**WRITTEN EXERCISE:** Extract each line holding the word "text" from the entries.

********

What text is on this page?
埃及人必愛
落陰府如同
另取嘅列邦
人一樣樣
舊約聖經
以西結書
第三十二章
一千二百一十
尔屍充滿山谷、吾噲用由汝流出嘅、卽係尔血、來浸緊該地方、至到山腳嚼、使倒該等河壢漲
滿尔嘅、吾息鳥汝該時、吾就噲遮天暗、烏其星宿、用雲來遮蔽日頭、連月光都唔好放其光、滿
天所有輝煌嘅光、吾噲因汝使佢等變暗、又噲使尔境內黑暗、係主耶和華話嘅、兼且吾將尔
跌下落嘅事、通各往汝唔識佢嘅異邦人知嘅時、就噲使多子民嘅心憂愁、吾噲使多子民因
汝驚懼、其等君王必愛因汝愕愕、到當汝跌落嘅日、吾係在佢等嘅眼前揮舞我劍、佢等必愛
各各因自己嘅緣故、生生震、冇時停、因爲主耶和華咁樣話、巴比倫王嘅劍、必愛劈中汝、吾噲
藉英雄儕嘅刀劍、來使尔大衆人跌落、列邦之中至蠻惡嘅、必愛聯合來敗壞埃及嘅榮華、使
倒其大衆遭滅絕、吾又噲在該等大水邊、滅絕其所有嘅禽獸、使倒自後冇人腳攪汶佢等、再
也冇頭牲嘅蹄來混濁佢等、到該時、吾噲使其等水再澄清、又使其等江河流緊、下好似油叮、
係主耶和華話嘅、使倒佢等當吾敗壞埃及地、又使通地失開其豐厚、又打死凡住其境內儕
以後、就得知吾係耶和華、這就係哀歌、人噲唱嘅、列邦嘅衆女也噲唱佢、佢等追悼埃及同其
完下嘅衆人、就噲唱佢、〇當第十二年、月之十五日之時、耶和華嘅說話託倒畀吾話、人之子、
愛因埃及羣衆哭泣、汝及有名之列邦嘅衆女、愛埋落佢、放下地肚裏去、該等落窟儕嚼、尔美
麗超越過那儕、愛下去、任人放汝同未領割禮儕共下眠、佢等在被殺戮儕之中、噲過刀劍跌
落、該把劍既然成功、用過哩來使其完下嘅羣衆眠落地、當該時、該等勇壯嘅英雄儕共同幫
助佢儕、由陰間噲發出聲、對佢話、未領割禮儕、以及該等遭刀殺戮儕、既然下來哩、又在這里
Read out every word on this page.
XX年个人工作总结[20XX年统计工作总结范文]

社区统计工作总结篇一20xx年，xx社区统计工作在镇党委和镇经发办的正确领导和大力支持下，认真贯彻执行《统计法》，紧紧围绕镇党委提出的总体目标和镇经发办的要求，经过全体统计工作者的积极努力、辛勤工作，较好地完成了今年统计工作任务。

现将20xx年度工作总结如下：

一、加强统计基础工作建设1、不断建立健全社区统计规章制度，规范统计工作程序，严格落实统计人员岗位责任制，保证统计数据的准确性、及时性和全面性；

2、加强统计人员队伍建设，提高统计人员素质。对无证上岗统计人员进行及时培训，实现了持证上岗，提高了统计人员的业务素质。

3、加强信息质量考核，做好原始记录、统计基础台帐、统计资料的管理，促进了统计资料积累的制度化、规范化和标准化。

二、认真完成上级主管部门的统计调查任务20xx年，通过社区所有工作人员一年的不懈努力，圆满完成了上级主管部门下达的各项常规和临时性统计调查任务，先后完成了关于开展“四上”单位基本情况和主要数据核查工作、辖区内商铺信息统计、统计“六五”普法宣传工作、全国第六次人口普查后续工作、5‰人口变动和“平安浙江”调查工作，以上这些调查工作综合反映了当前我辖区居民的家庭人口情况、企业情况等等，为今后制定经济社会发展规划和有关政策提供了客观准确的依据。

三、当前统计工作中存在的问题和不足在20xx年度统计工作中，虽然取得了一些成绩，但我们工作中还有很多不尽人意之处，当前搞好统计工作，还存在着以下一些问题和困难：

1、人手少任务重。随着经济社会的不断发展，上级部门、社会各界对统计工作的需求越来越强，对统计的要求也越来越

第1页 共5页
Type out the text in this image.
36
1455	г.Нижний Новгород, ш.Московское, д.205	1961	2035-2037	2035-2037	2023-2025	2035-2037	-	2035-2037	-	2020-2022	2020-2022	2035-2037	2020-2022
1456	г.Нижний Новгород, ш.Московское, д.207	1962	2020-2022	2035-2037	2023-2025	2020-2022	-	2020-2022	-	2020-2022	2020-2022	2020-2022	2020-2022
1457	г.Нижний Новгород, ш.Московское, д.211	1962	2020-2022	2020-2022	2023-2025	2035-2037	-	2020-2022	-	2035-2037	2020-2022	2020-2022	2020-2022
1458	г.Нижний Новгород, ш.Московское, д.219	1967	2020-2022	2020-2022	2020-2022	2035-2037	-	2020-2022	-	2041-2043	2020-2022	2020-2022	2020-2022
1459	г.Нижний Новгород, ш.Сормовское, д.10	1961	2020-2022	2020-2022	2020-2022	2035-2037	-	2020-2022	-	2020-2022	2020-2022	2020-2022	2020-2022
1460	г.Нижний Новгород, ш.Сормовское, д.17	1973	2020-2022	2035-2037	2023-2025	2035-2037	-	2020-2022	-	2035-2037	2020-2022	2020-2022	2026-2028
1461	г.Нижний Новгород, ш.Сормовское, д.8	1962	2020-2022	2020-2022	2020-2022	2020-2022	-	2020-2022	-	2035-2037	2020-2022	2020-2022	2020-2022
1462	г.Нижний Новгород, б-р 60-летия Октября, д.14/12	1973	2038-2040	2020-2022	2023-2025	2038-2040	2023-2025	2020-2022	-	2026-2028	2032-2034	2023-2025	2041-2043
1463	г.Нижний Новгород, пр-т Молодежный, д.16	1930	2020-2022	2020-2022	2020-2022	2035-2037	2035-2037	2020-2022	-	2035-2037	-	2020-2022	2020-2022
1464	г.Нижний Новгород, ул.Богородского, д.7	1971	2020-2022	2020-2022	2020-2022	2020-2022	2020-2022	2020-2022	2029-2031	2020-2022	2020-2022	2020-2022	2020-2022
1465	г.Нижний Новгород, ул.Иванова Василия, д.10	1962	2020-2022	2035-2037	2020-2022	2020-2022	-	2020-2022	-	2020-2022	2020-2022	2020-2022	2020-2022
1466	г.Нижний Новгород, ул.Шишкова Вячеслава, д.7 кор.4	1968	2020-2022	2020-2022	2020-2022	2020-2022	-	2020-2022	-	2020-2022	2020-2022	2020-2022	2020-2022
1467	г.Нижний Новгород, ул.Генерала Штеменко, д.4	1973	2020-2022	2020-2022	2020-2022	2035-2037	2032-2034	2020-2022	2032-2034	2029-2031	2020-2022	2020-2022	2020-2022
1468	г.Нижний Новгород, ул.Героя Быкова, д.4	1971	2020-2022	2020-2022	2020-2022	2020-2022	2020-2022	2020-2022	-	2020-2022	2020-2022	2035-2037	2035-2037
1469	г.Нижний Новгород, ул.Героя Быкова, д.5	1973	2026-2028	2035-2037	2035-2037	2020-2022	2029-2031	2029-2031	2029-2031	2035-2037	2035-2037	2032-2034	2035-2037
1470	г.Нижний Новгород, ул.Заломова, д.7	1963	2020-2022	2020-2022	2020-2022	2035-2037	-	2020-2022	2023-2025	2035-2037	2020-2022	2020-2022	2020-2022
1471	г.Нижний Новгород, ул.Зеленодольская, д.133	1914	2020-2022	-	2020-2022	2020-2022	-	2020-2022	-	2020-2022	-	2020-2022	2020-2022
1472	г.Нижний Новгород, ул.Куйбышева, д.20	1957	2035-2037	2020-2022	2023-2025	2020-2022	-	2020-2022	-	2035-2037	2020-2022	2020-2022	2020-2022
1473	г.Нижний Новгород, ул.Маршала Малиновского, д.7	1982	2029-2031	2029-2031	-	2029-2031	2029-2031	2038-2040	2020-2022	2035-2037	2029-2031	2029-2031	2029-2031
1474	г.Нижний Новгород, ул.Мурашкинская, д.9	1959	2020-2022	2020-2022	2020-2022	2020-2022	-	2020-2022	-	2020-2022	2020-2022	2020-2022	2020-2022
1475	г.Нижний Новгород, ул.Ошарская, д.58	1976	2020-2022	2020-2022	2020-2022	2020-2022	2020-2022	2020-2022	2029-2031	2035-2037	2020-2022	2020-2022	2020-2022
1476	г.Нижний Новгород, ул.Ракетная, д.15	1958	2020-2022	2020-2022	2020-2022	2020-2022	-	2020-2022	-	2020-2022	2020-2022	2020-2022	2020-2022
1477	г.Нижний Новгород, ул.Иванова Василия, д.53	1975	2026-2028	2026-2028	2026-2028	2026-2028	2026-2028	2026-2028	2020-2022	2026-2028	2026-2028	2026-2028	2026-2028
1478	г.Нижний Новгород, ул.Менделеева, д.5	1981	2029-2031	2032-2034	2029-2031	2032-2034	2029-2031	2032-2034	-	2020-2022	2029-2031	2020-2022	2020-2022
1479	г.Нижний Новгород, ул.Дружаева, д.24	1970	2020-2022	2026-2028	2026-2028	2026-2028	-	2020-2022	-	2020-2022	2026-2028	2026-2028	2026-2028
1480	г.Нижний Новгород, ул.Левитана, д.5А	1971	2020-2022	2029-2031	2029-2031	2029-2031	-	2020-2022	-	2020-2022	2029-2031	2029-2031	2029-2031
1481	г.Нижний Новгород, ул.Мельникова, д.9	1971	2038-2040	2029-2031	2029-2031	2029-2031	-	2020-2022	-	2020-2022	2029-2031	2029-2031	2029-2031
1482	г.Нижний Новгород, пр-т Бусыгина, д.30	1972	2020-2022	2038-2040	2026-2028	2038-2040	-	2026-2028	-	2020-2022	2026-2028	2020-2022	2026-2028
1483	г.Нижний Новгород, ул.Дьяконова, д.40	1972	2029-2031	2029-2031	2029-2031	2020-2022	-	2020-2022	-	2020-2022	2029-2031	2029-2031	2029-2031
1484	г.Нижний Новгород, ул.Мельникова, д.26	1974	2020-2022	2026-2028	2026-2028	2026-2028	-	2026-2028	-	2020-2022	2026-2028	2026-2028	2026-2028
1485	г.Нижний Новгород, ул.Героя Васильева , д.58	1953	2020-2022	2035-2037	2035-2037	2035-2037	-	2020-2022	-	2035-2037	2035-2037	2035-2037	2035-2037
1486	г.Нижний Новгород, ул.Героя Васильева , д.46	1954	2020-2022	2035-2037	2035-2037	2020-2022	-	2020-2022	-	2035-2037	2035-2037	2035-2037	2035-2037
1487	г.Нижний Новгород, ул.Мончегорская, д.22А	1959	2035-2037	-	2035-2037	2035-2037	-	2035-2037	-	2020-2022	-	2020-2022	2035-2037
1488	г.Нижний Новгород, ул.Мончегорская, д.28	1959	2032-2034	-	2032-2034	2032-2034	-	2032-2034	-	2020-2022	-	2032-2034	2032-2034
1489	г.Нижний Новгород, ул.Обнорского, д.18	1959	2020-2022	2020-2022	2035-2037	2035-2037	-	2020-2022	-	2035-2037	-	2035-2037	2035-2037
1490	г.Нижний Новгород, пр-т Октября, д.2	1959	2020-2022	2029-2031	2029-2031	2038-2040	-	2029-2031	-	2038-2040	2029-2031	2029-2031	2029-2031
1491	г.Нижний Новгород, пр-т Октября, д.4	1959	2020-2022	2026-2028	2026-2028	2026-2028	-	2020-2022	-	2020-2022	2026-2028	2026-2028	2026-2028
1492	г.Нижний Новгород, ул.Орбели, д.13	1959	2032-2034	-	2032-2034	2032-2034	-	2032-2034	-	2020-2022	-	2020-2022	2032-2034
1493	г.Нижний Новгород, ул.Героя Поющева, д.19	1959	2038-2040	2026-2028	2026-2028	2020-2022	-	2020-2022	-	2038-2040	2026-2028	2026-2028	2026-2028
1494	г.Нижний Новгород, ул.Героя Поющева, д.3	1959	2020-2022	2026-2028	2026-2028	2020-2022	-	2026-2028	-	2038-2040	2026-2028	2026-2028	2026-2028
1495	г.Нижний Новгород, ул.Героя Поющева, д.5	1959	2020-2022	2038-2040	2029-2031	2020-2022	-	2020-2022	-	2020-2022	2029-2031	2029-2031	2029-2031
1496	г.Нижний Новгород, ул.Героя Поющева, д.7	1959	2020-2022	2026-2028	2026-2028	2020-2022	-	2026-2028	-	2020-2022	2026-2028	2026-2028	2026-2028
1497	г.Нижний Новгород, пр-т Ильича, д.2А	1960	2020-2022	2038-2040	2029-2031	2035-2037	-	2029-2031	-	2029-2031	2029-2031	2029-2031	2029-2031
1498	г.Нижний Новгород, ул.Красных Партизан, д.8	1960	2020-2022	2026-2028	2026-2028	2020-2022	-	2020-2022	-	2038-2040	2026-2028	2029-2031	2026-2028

********

**RESPONSE BELOW:**
What text is on this page?
Type out the text in this image.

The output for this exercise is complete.